The exercise:
Draw out every line with the word "wood" from the listing below.

Dataset entries:

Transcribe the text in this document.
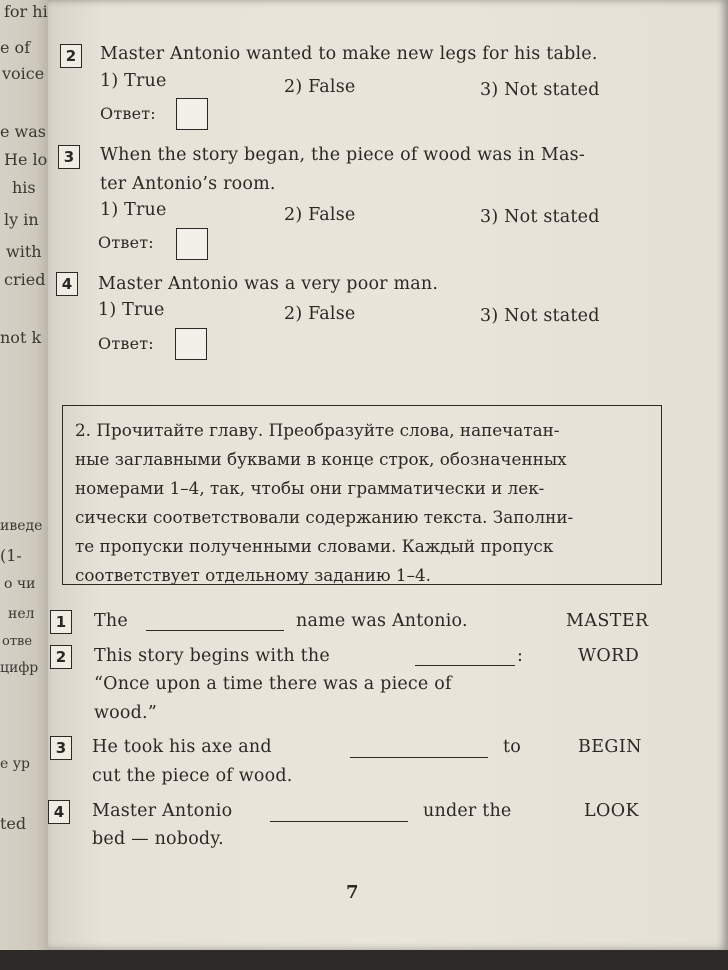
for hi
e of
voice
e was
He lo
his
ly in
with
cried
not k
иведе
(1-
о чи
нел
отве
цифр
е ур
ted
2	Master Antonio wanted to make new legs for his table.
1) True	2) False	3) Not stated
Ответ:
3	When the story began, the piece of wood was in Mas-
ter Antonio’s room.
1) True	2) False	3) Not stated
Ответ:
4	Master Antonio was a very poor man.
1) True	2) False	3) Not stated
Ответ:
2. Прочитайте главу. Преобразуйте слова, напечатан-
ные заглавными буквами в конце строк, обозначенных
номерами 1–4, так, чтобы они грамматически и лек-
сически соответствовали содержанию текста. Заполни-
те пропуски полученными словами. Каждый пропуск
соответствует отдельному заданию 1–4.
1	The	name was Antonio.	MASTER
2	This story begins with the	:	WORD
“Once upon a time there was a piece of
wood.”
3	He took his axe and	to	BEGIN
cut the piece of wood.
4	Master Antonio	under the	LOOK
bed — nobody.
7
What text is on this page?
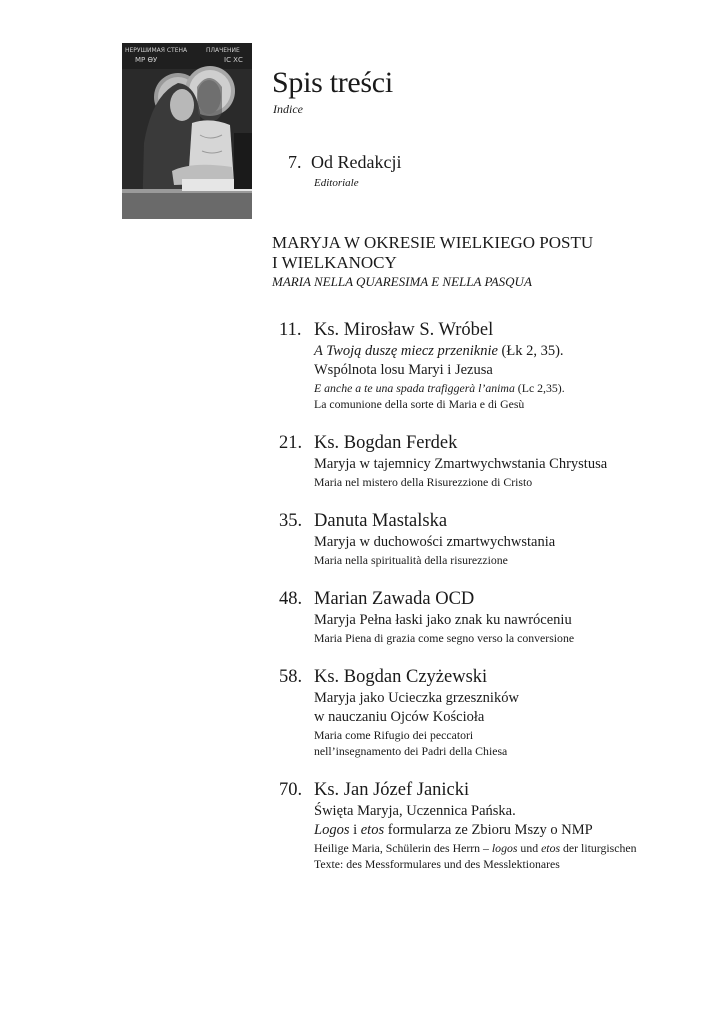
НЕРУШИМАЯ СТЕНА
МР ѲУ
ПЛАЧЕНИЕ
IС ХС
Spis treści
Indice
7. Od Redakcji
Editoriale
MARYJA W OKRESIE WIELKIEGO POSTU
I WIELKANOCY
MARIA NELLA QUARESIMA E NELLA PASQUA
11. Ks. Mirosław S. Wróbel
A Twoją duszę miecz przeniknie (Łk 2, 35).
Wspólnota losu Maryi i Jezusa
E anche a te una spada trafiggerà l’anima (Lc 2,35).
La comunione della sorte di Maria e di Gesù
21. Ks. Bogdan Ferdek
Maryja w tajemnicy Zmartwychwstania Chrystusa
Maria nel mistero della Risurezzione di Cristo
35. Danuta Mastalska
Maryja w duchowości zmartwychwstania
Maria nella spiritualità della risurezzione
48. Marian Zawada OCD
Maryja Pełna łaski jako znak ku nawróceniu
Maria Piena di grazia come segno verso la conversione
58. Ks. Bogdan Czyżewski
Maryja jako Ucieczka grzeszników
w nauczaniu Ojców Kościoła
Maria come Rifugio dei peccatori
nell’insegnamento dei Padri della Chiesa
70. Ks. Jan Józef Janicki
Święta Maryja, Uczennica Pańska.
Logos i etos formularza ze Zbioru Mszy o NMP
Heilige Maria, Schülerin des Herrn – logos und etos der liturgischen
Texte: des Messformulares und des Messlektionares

Response to this exercise:
3	When the story began, the piece of wood was in Mas-
wood.”
cut the piece of wood.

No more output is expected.